Peter Schaider: "Die Politik hat künstliche Streits provoziert, um unterbeschäftigte Anwälte zu aktivieren."
Foto: Andy Urban

STANDARD: Verändert Corona unser Einkaufsverhalten nachhaltig?

Schaider: Mittlerweile weiß auch der Dümmste, wie man im Internet bestellt. Wir kämpfen mit ungleichen Mitteln dagegen an. Amazon zahlt Mitarbeitern vier bis fünf Euro die Stunde. Webshops sind fast alle im Ausland angesiedelt. Wir aber sind mit Leuten ohne Kollektivverträge konfrontiert. Mit keinem von ihnen wird vor Weihnachten über Zwölf-Stunden-Tage diskutiert.

STANDARD: Sie sind Verfechter einer Sonntagsöffnung. Im Dezember gab es eine, gebracht hat sie nicht viel.

Schaider: Die Leute kommen, weil sie Lebensmittel kaufen, Essen und ins Kino gehen wollen. Dieses ganze Spektrum konnten wir nicht bieten. Ich fände künftig statt dem offenen 8. Dezember einen Silbernen und Goldenen Sonntag wunderbar.

STANDARD: Die Wiener Innenstadt-Kaufleute warnen vor einem Sterben ihrer Geschäfte. Zu Recht?

Schaider: Es gibt keine Touristen, keine Kongresse, keine Seminare. Die Innenstadt war über Jahrzehnte verwöhnt. Jetzt wurde sie auf den Boden der Realität zurückgeholt. Das tut natürlich sehr weh.

STANDARD: Friseure haben einen Gutteil des Geschäfts an Pfuscher verloren. Lässt sich das je zurückholen?

Schaider: Wir leiden vor allem unter Billigfriseuren, die wie die Schwammerln aus dem Boden wachsen und Haarschnitte um zwölf bis 14 Euro anbieten, meist ohne Gewerbeberechtigung. Mitarbeiter bleiben beim AMS gemeldet, beziehen Arbeitslose und vom Friseur die Mietzinsbeihilfe. Angemeldet werden sie für 20 Stunden – im Monat. Sie gehen mit täglich 200 Euro netto heim, alles schwarz. Wir werden nach Strich und Faden vorgeführt.

STANDARD: Die Kontrollen versagen?

- _Datenabschnitt_

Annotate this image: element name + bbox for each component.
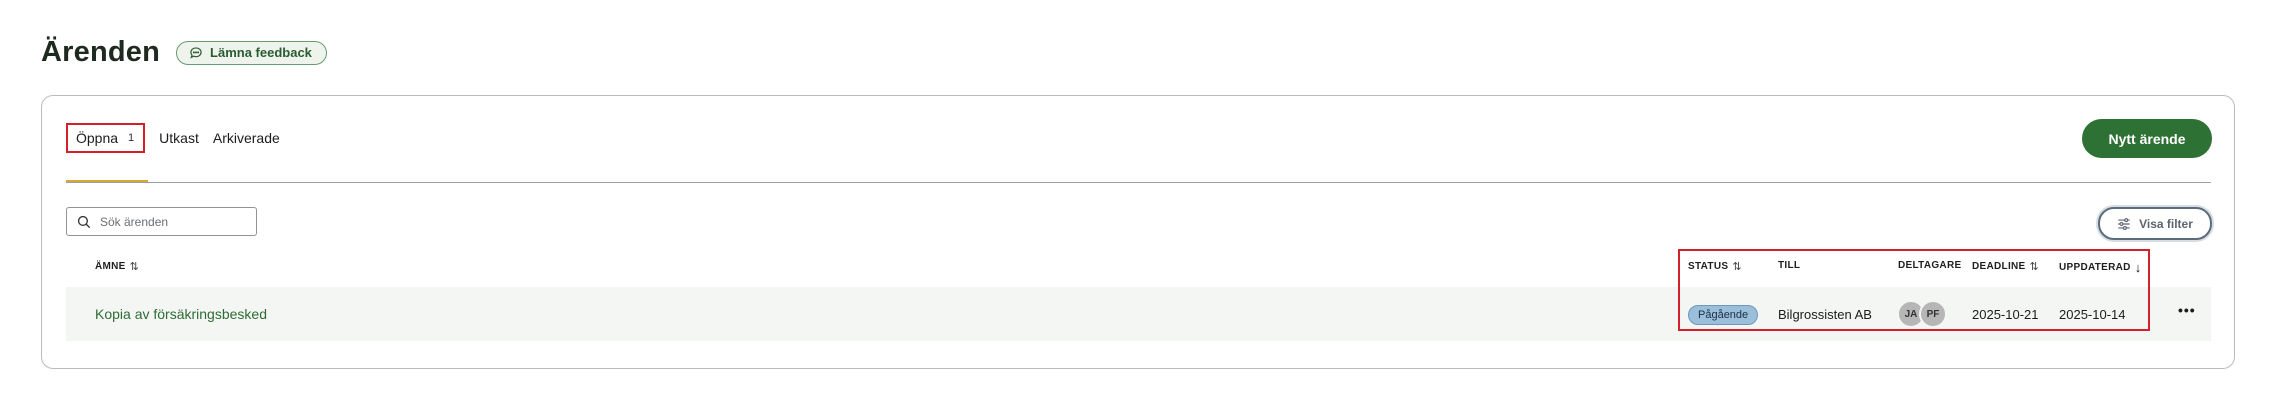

- _Arbeitsauftrag 1_
Geben Sie aus dem Interview mit Peter Schaider alles von „STANDARD: Sie sind“ bis hinunter zu „natürlich sehr weh.“ wortgetreu wieder.
- _Arbeitsauftrag 2_
Setzen Sie das Interview mit Peter Schaider nach seinem letzten Satz fort.

- _Antwort 1_
STANDARD: Sie sind Verfechter einer Sonntagsöffnung. Im Dezember gab es eine, gebracht hat sie nicht viel.

Schaider: Die Leute kommen, weil sie Lebensmittel kaufen, Essen und ins Kino gehen wollen. Dieses ganze Spektrum konnten wir nicht bieten. Ich fände künftig statt dem offenen 8. Dezember einen Silbernen und Goldenen Sonntag wunderbar.

STANDARD: Die Wiener Innenstadt-Kaufleute warnen vor einem Sterben ihrer Geschäfte. Zu Recht?

Schaider: Es gibt keine Touristen, keine Kongresse, keine Seminare. Die Innenstadt war über Jahrzehnte verwöhnt. Jetzt wurde sie auf den Boden der Realität zurückgeholt. Das tut natürlich sehr weh.

- _Antwort 2_
Schaider: Sie zeigen die Anmeldung her. Fertig. Wir werden vom Arbeitsinspektorat und Marktamt gequält, und sei es wegen einer Preisauszeichnung. Das ist extrem frustrierend. Die Lehrlingszahlen in der Branche haben sich halbiert. Friseure haben auch nichts aus der Krise rausgeholt – keine Mehrwertsteuersenkung wie die Gastronomie. Hier hat die Bundesinnung versagt.

Anfangs hieß es: "Was macht denn der Friseur da?", erinnert sich Peter Schaider. "Ich wurde belächelt."

STANDARD: Ein juristischer Streit tobt um Mieten. Sie haben ihn mitausgelöst – durch die verlorene Klage gegen ein Sonnenstudio. Folglich müssen viele von den Lockdowns betroffene Unternehmen keine Miete zahlen.

Schaider: Die Gerichte agieren hier extrem einseitig. Einziger Verlierer sind Vermieter. Die Leute können einen Fixkostenzuschuss kassieren, müssen ihn jedoch nicht an Vermieter weiterleiten. Das ist unverständlich. Auch wir haben Verpflichtungen. Die Bank bucht Kredite ab, ich muss das Haus aufrechterhalten, meine Mitarbeiter zahlen.

STANDARD: Es ging für Sie um 3000 Euro, die ausständig waren. Haben Sie Ihrer Branche mit der Klage einen Bärendienst erwiesen?

Schaider: Die Politik hat künstliche Streits provoziert, um unterbeschäftigte Anwälte zu aktivieren. Aber wir brauchen nun einmal Rechtssicherheit. Wenn die Mieter uns nicht die Mieten zahlen, muss es der Staat tun. Wir hatten uns mit dem Großteil unserer Mieter geeinigt. Dieses Einvernehmen wird jetzt infrage gestellt. Es ist ein eindeutiger Verstoß gegen den Gleichheitsgrundsatz.

STANDARD: Was haben Sie vor?

Schaider: Wir Shoppingcenterbetreiber werden massiv dagegen vorgehen. Es wird eine Prozesslawine geben. In dieser Situation müssen wir die Republik klagen. Das können wir uns nicht bieten lassen. Wir Vermieter sind kein Freiwild, das zum Abschuss freigegeben wurde.

STANDARD: Als Friseur müssten Sie von dem Urteil doch profitieren?

Schaider: Habe ich Charakter, erfülle ich meine Verpflichtungen. Man hat sich mit vielen auf halbe Mieten geeinigt. Wir sind Kaufleute. Man muss ja auch nach der Krise wieder miteinand’ können.

STANDARD: An Nervenkitzel sind Sie gewöhnt. Ihr Faible sind schnelle Autos. Wo haben Sie mehr riskiert, im Geschäft oder als Rennfahrer?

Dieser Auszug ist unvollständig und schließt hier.